- [SHORT TASK]
For the material that follows, list every line containing the word "this".

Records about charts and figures
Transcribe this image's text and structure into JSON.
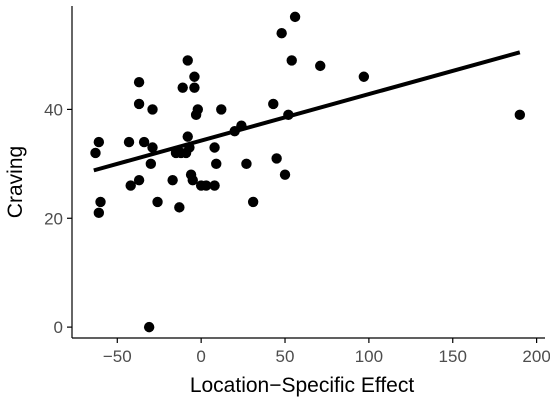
{
  "chart_data": {
    "type": "scatter",
    "xlabel": "Location−Specific Effect",
    "ylabel": "Craving",
    "xlim": [
      -77,
      205
    ],
    "ylim": [
      -2,
      59
    ],
    "xticks": [
      -50,
      0,
      50,
      100,
      150,
      200
    ],
    "yticks": [
      0,
      20,
      40
    ],
    "grid": false,
    "legend": "none",
    "colors": {
      "points": "#000000",
      "trend_line": "#000000",
      "axes": "#000000",
      "tick_labels": "#4d4d4d"
    },
    "series": [
      {
        "points": [
          {
            "x": -63,
            "y": 32
          },
          {
            "x": -61,
            "y": 34
          },
          {
            "x": -61,
            "y": 21
          },
          {
            "x": -60,
            "y": 23
          },
          {
            "x": -42,
            "y": 26
          },
          {
            "x": -43,
            "y": 34
          },
          {
            "x": -37,
            "y": 27
          },
          {
            "x": -37,
            "y": 41
          },
          {
            "x": -37,
            "y": 45
          },
          {
            "x": -34,
            "y": 34
          },
          {
            "x": -31,
            "y": 0
          },
          {
            "x": -30,
            "y": 30
          },
          {
            "x": -29,
            "y": 33
          },
          {
            "x": -29,
            "y": 40
          },
          {
            "x": -26,
            "y": 23
          },
          {
            "x": -17,
            "y": 27
          },
          {
            "x": -15,
            "y": 32
          },
          {
            "x": -13,
            "y": 22
          },
          {
            "x": -12,
            "y": 32
          },
          {
            "x": -11,
            "y": 44
          },
          {
            "x": -9,
            "y": 32
          },
          {
            "x": -8,
            "y": 49
          },
          {
            "x": -8,
            "y": 35
          },
          {
            "x": -7,
            "y": 33
          },
          {
            "x": -6,
            "y": 28
          },
          {
            "x": -5,
            "y": 27
          },
          {
            "x": -4,
            "y": 44
          },
          {
            "x": -4,
            "y": 46
          },
          {
            "x": -3,
            "y": 39
          },
          {
            "x": -2,
            "y": 40
          },
          {
            "x": 0,
            "y": 26
          },
          {
            "x": 3,
            "y": 26
          },
          {
            "x": 8,
            "y": 26
          },
          {
            "x": 8,
            "y": 33
          },
          {
            "x": 9,
            "y": 30
          },
          {
            "x": 12,
            "y": 40
          },
          {
            "x": 20,
            "y": 36
          },
          {
            "x": 24,
            "y": 37
          },
          {
            "x": 27,
            "y": 30
          },
          {
            "x": 31,
            "y": 23
          },
          {
            "x": 43,
            "y": 41
          },
          {
            "x": 45,
            "y": 31
          },
          {
            "x": 48,
            "y": 54
          },
          {
            "x": 50,
            "y": 28
          },
          {
            "x": 52,
            "y": 39
          },
          {
            "x": 54,
            "y": 49
          },
          {
            "x": 56,
            "y": 57
          },
          {
            "x": 71,
            "y": 48
          },
          {
            "x": 97,
            "y": 46
          },
          {
            "x": 190,
            "y": 39
          }
        ]
      }
    ],
    "trend_line": {
      "x": [
        -64,
        190
      ],
      "y": [
        28.8,
        50.5
      ]
    }
  }
}
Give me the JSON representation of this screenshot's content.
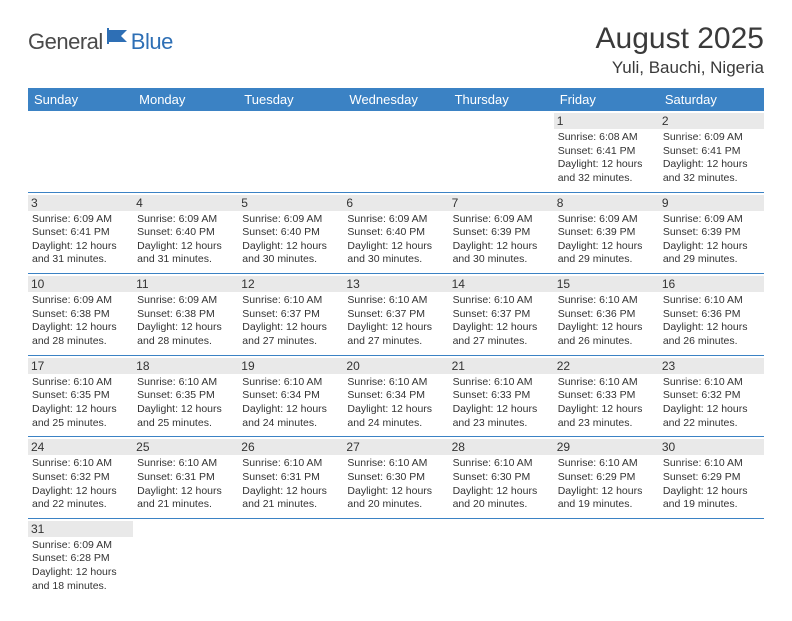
{
  "logo": {
    "part1": "General",
    "part2": "Blue"
  },
  "title": "August 2025",
  "subtitle": "Yuli, Bauchi, Nigeria",
  "colors": {
    "header_bg": "#3b82c4",
    "header_fg": "#ffffff",
    "daynum_bg": "#e9e9e9",
    "border": "#3b82c4",
    "logo_gray": "#4a4a4a",
    "logo_blue": "#2e6fb5"
  },
  "weekdays": [
    "Sunday",
    "Monday",
    "Tuesday",
    "Wednesday",
    "Thursday",
    "Friday",
    "Saturday"
  ],
  "weeks": [
    [
      {
        "n": "",
        "sr": "",
        "ss": "",
        "dl": ""
      },
      {
        "n": "",
        "sr": "",
        "ss": "",
        "dl": ""
      },
      {
        "n": "",
        "sr": "",
        "ss": "",
        "dl": ""
      },
      {
        "n": "",
        "sr": "",
        "ss": "",
        "dl": ""
      },
      {
        "n": "",
        "sr": "",
        "ss": "",
        "dl": ""
      },
      {
        "n": "1",
        "sr": "Sunrise: 6:08 AM",
        "ss": "Sunset: 6:41 PM",
        "dl": "Daylight: 12 hours and 32 minutes."
      },
      {
        "n": "2",
        "sr": "Sunrise: 6:09 AM",
        "ss": "Sunset: 6:41 PM",
        "dl": "Daylight: 12 hours and 32 minutes."
      }
    ],
    [
      {
        "n": "3",
        "sr": "Sunrise: 6:09 AM",
        "ss": "Sunset: 6:41 PM",
        "dl": "Daylight: 12 hours and 31 minutes."
      },
      {
        "n": "4",
        "sr": "Sunrise: 6:09 AM",
        "ss": "Sunset: 6:40 PM",
        "dl": "Daylight: 12 hours and 31 minutes."
      },
      {
        "n": "5",
        "sr": "Sunrise: 6:09 AM",
        "ss": "Sunset: 6:40 PM",
        "dl": "Daylight: 12 hours and 30 minutes."
      },
      {
        "n": "6",
        "sr": "Sunrise: 6:09 AM",
        "ss": "Sunset: 6:40 PM",
        "dl": "Daylight: 12 hours and 30 minutes."
      },
      {
        "n": "7",
        "sr": "Sunrise: 6:09 AM",
        "ss": "Sunset: 6:39 PM",
        "dl": "Daylight: 12 hours and 30 minutes."
      },
      {
        "n": "8",
        "sr": "Sunrise: 6:09 AM",
        "ss": "Sunset: 6:39 PM",
        "dl": "Daylight: 12 hours and 29 minutes."
      },
      {
        "n": "9",
        "sr": "Sunrise: 6:09 AM",
        "ss": "Sunset: 6:39 PM",
        "dl": "Daylight: 12 hours and 29 minutes."
      }
    ],
    [
      {
        "n": "10",
        "sr": "Sunrise: 6:09 AM",
        "ss": "Sunset: 6:38 PM",
        "dl": "Daylight: 12 hours and 28 minutes."
      },
      {
        "n": "11",
        "sr": "Sunrise: 6:09 AM",
        "ss": "Sunset: 6:38 PM",
        "dl": "Daylight: 12 hours and 28 minutes."
      },
      {
        "n": "12",
        "sr": "Sunrise: 6:10 AM",
        "ss": "Sunset: 6:37 PM",
        "dl": "Daylight: 12 hours and 27 minutes."
      },
      {
        "n": "13",
        "sr": "Sunrise: 6:10 AM",
        "ss": "Sunset: 6:37 PM",
        "dl": "Daylight: 12 hours and 27 minutes."
      },
      {
        "n": "14",
        "sr": "Sunrise: 6:10 AM",
        "ss": "Sunset: 6:37 PM",
        "dl": "Daylight: 12 hours and 27 minutes."
      },
      {
        "n": "15",
        "sr": "Sunrise: 6:10 AM",
        "ss": "Sunset: 6:36 PM",
        "dl": "Daylight: 12 hours and 26 minutes."
      },
      {
        "n": "16",
        "sr": "Sunrise: 6:10 AM",
        "ss": "Sunset: 6:36 PM",
        "dl": "Daylight: 12 hours and 26 minutes."
      }
    ],
    [
      {
        "n": "17",
        "sr": "Sunrise: 6:10 AM",
        "ss": "Sunset: 6:35 PM",
        "dl": "Daylight: 12 hours and 25 minutes."
      },
      {
        "n": "18",
        "sr": "Sunrise: 6:10 AM",
        "ss": "Sunset: 6:35 PM",
        "dl": "Daylight: 12 hours and 25 minutes."
      },
      {
        "n": "19",
        "sr": "Sunrise: 6:10 AM",
        "ss": "Sunset: 6:34 PM",
        "dl": "Daylight: 12 hours and 24 minutes."
      },
      {
        "n": "20",
        "sr": "Sunrise: 6:10 AM",
        "ss": "Sunset: 6:34 PM",
        "dl": "Daylight: 12 hours and 24 minutes."
      },
      {
        "n": "21",
        "sr": "Sunrise: 6:10 AM",
        "ss": "Sunset: 6:33 PM",
        "dl": "Daylight: 12 hours and 23 minutes."
      },
      {
        "n": "22",
        "sr": "Sunrise: 6:10 AM",
        "ss": "Sunset: 6:33 PM",
        "dl": "Daylight: 12 hours and 23 minutes."
      },
      {
        "n": "23",
        "sr": "Sunrise: 6:10 AM",
        "ss": "Sunset: 6:32 PM",
        "dl": "Daylight: 12 hours and 22 minutes."
      }
    ],
    [
      {
        "n": "24",
        "sr": "Sunrise: 6:10 AM",
        "ss": "Sunset: 6:32 PM",
        "dl": "Daylight: 12 hours and 22 minutes."
      },
      {
        "n": "25",
        "sr": "Sunrise: 6:10 AM",
        "ss": "Sunset: 6:31 PM",
        "dl": "Daylight: 12 hours and 21 minutes."
      },
      {
        "n": "26",
        "sr": "Sunrise: 6:10 AM",
        "ss": "Sunset: 6:31 PM",
        "dl": "Daylight: 12 hours and 21 minutes."
      },
      {
        "n": "27",
        "sr": "Sunrise: 6:10 AM",
        "ss": "Sunset: 6:30 PM",
        "dl": "Daylight: 12 hours and 20 minutes."
      },
      {
        "n": "28",
        "sr": "Sunrise: 6:10 AM",
        "ss": "Sunset: 6:30 PM",
        "dl": "Daylight: 12 hours and 20 minutes."
      },
      {
        "n": "29",
        "sr": "Sunrise: 6:10 AM",
        "ss": "Sunset: 6:29 PM",
        "dl": "Daylight: 12 hours and 19 minutes."
      },
      {
        "n": "30",
        "sr": "Sunrise: 6:10 AM",
        "ss": "Sunset: 6:29 PM",
        "dl": "Daylight: 12 hours and 19 minutes."
      }
    ],
    [
      {
        "n": "31",
        "sr": "Sunrise: 6:09 AM",
        "ss": "Sunset: 6:28 PM",
        "dl": "Daylight: 12 hours and 18 minutes."
      },
      {
        "n": "",
        "sr": "",
        "ss": "",
        "dl": ""
      },
      {
        "n": "",
        "sr": "",
        "ss": "",
        "dl": ""
      },
      {
        "n": "",
        "sr": "",
        "ss": "",
        "dl": ""
      },
      {
        "n": "",
        "sr": "",
        "ss": "",
        "dl": ""
      },
      {
        "n": "",
        "sr": "",
        "ss": "",
        "dl": ""
      },
      {
        "n": "",
        "sr": "",
        "ss": "",
        "dl": ""
      }
    ]
  ]
}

- [TASK RESPONSE]
Transcribe this image's text and structure into JSON.
Give me the JSON representation of this screenshot's content.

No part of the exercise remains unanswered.